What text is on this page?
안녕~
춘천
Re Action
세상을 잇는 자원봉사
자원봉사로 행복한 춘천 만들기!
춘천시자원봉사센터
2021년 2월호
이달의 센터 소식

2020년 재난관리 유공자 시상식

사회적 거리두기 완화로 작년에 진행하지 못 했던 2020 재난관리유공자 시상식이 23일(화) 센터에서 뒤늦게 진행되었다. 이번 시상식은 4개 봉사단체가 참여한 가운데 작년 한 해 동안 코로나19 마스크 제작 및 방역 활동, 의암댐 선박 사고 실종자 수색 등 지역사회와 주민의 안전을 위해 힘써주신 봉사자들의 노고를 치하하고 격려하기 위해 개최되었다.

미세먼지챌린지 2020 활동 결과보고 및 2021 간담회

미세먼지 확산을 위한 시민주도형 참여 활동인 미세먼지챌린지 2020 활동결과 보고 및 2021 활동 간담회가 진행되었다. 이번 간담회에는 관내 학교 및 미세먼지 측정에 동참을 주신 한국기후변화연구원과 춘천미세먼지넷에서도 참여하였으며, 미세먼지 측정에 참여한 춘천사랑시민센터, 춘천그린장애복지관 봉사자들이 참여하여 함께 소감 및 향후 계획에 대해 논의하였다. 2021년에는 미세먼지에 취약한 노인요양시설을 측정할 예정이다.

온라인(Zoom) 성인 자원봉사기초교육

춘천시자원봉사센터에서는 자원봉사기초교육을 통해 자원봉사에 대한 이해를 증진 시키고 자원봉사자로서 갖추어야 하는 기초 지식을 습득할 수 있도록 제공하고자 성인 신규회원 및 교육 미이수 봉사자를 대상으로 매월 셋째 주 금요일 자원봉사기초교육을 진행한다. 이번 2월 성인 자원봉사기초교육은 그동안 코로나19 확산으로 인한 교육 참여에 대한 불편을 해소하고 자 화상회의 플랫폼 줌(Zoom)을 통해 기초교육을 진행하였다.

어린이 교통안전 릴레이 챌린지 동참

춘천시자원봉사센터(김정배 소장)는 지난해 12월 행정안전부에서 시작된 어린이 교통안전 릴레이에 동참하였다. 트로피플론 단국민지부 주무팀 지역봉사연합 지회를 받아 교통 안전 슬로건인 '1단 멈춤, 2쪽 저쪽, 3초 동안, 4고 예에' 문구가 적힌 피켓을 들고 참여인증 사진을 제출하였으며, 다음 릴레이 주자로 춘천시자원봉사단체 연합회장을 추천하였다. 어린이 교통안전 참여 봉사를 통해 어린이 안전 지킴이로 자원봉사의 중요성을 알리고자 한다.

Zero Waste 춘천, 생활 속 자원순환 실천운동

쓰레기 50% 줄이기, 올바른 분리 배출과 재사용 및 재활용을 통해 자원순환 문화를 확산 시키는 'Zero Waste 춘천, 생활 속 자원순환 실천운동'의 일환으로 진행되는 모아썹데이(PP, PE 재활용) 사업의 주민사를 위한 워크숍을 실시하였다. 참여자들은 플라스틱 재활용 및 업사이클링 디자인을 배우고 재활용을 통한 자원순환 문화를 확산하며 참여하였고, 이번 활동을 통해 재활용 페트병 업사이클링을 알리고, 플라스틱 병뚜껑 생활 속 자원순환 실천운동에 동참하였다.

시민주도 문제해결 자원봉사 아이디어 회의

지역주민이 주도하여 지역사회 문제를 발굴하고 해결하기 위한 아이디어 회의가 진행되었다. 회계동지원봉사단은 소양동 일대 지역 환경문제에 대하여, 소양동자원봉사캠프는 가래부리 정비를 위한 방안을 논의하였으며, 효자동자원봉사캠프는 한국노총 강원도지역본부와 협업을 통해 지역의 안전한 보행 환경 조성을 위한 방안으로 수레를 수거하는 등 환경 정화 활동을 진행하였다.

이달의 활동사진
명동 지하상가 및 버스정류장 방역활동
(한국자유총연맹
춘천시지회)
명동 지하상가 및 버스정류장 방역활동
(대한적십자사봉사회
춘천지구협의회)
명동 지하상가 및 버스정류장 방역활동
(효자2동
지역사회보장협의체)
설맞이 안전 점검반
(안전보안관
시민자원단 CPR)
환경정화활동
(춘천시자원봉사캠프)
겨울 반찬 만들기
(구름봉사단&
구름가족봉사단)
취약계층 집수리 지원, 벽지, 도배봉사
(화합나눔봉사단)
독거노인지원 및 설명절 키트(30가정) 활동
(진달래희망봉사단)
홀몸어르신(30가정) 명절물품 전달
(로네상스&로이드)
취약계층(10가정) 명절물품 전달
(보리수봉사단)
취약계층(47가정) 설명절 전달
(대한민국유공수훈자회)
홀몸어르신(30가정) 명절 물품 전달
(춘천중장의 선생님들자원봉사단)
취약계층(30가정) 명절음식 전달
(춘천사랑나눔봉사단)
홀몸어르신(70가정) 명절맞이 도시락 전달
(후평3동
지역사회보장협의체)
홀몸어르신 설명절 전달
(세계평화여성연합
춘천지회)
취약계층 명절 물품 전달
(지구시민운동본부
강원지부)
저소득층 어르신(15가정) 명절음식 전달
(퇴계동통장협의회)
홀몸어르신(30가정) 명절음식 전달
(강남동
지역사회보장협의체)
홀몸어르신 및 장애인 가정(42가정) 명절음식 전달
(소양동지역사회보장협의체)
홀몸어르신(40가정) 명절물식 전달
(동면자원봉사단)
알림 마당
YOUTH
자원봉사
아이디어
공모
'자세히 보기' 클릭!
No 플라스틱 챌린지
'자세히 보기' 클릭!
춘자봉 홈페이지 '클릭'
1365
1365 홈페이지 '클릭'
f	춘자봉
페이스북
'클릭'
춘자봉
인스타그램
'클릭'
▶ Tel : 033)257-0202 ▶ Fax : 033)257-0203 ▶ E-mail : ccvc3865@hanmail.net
---*---
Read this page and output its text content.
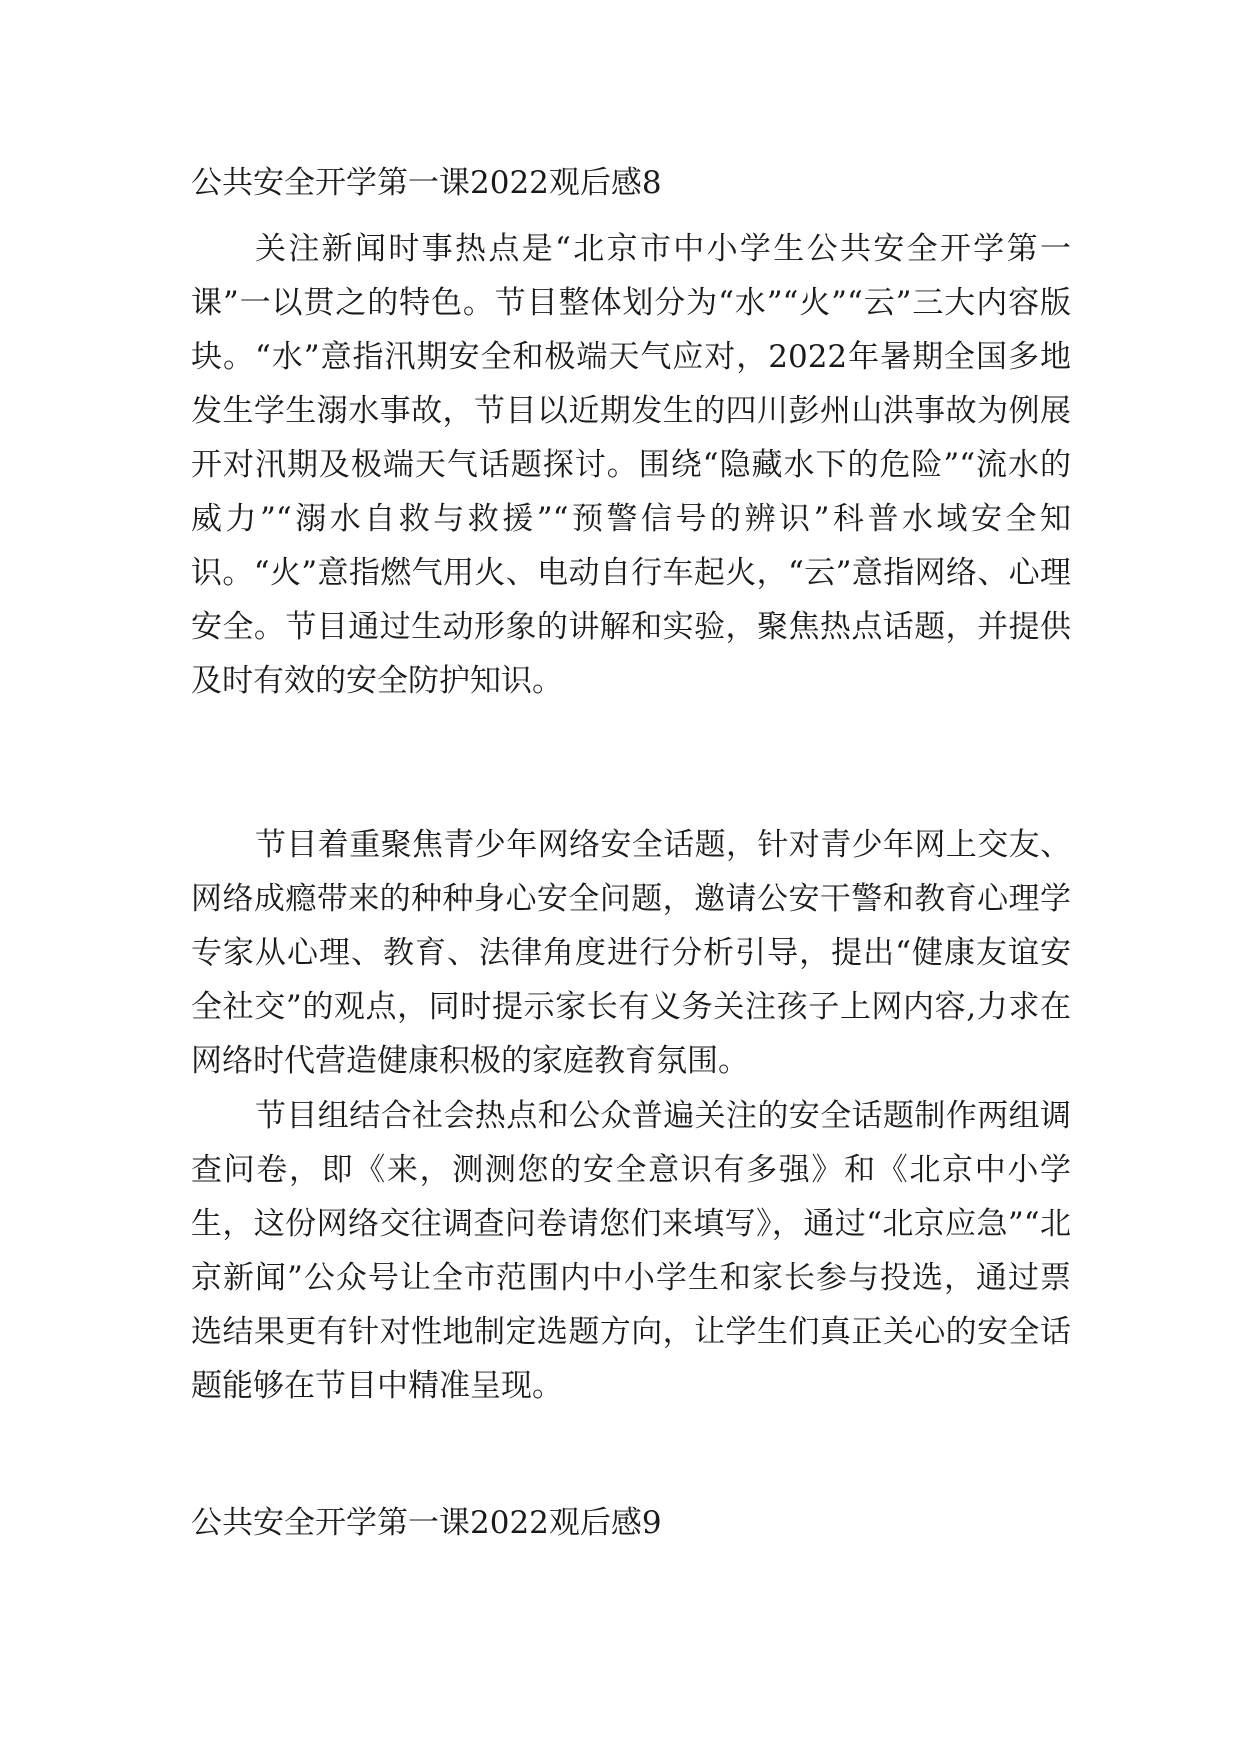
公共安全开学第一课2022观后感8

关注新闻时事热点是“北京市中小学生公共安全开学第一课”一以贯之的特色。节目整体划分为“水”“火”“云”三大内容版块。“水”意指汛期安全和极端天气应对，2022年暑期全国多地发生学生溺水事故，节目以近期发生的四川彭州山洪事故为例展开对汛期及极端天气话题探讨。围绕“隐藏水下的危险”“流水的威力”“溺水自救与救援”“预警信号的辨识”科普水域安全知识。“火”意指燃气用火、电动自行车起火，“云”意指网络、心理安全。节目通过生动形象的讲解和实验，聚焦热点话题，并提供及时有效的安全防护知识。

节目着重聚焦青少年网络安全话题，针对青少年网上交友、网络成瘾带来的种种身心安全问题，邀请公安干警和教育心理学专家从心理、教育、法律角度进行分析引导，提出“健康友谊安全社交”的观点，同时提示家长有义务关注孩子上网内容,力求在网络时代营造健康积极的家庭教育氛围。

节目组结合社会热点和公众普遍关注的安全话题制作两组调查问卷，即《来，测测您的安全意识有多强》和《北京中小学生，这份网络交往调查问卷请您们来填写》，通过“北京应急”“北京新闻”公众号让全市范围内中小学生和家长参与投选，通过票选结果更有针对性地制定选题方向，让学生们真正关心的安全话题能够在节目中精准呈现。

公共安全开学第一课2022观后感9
---*---
Each line above that includes "취약계층" should be shown.

PROBLEM SOLUTION:
취약계층 집수리 지원, 벽지, 도배봉사
취약계층(10가정) 명절물품 전달
취약계층(47가정) 설명절 전달
취약계층(30가정) 명절음식 전달
취약계층 명절 물품 전달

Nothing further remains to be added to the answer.